### Problem requirements
All material below is to be reproduced exactly.

--- Start Available data ---

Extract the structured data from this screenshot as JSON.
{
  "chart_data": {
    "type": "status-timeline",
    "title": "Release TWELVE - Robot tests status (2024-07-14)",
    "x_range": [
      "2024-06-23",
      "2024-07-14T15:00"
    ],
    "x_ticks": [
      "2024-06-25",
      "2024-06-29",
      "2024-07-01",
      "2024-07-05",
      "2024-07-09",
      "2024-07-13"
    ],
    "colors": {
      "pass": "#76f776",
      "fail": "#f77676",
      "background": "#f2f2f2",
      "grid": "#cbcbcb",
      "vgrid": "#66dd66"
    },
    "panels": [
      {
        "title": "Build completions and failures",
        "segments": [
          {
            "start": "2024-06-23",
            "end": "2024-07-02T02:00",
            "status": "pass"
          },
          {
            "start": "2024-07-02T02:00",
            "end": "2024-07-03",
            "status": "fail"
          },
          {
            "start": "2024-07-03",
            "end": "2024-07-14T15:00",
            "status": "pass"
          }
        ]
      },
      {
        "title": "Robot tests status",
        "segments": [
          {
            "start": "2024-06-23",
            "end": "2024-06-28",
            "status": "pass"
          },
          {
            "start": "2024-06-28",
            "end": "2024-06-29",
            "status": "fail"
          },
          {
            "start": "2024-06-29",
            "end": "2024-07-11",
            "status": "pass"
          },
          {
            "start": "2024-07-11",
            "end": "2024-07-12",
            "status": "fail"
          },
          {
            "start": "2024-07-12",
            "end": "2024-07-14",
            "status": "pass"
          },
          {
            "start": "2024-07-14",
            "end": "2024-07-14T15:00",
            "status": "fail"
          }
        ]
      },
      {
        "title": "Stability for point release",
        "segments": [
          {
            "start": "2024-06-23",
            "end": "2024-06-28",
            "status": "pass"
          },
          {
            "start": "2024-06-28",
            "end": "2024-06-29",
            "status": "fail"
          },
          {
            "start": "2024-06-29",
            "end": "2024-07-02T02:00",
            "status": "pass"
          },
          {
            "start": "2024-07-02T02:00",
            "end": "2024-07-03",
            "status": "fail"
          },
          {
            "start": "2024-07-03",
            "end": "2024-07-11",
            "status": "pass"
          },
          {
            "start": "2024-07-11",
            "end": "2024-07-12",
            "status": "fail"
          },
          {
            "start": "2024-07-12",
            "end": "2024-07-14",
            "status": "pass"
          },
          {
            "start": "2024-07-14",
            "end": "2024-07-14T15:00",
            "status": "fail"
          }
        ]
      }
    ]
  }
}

--- End Available data ---

### Exercise response
Extract the structured data from this screenshot as JSON.
{
  "chart_data": {
    "type": "status-timeline",
    "title": "Release TWELVE - Robot tests status (2024-07-14)",
    "x_range": [
      "2024-06-23",
      "2024-07-14T15:00"
    ],
    "x_ticks": [
      "2024-06-25",
      "2024-06-29",
      "2024-07-01",
      "2024-07-05",
      "2024-07-09",
      "2024-07-13"
    ],
    "colors": {
      "pass": "#76f776",
      "fail": "#f77676",
      "background": "#f2f2f2",
      "grid": "#cbcbcb",
      "vgrid": "#66dd66"
    },
    "panels": [
      {
        "title": "Build completions and failures",
        "segments": [
          {
            "start": "2024-06-23",
            "end": "2024-07-02T02:00",
            "status": "pass"
          },
          {
            "start": "2024-07-02T02:00",
            "end": "2024-07-03",
            "status": "fail"
          },
          {
            "start": "2024-07-03",
            "end": "2024-07-14T15:00",
            "status": "pass"
          }
        ]
      },
      {
        "title": "Robot tests status",
        "segments": [
          {
            "start": "2024-06-23",
            "end": "2024-06-28",
            "status": "pass"
          },
          {
            "start": "2024-06-28",
            "end": "2024-06-29",
            "status": "fail"
          },
          {
            "start": "2024-06-29",
            "end": "2024-07-11",
            "status": "pass"
          },
          {
            "start": "2024-07-11",
            "end": "2024-07-12",
            "status": "fail"
          },
          {
            "start": "2024-07-12",
            "end": "2024-07-14",
            "status": "pass"
          },
          {
            "start": "2024-07-14",
            "end": "2024-07-14T15:00",
            "status": "fail"
          }
        ]
      },
      {
        "title": "Stability for point release",
        "segments": [
          {
            "start": "2024-06-23",
            "end": "2024-06-28",
            "status": "pass"
          },
          {
            "start": "2024-06-28",
            "end": "2024-06-29",
            "status": "fail"
          },
          {
            "start": "2024-06-29",
            "end": "2024-07-02T02:00",
            "status": "pass"
          },
          {
            "start": "2024-07-02T02:00",
            "end": "2024-07-03",
            "status": "fail"
          },
          {
            "start": "2024-07-03",
            "end": "2024-07-11",
            "status": "pass"
          },
          {
            "start": "2024-07-11",
            "end": "2024-07-12",
            "status": "fail"
          },
          {
            "start": "2024-07-12",
            "end": "2024-07-14",
            "status": "pass"
          },
          {
            "start": "2024-07-14",
            "end": "2024-07-14T15:00",
            "status": "fail"
          }
        ]
      }
    ]
  }
}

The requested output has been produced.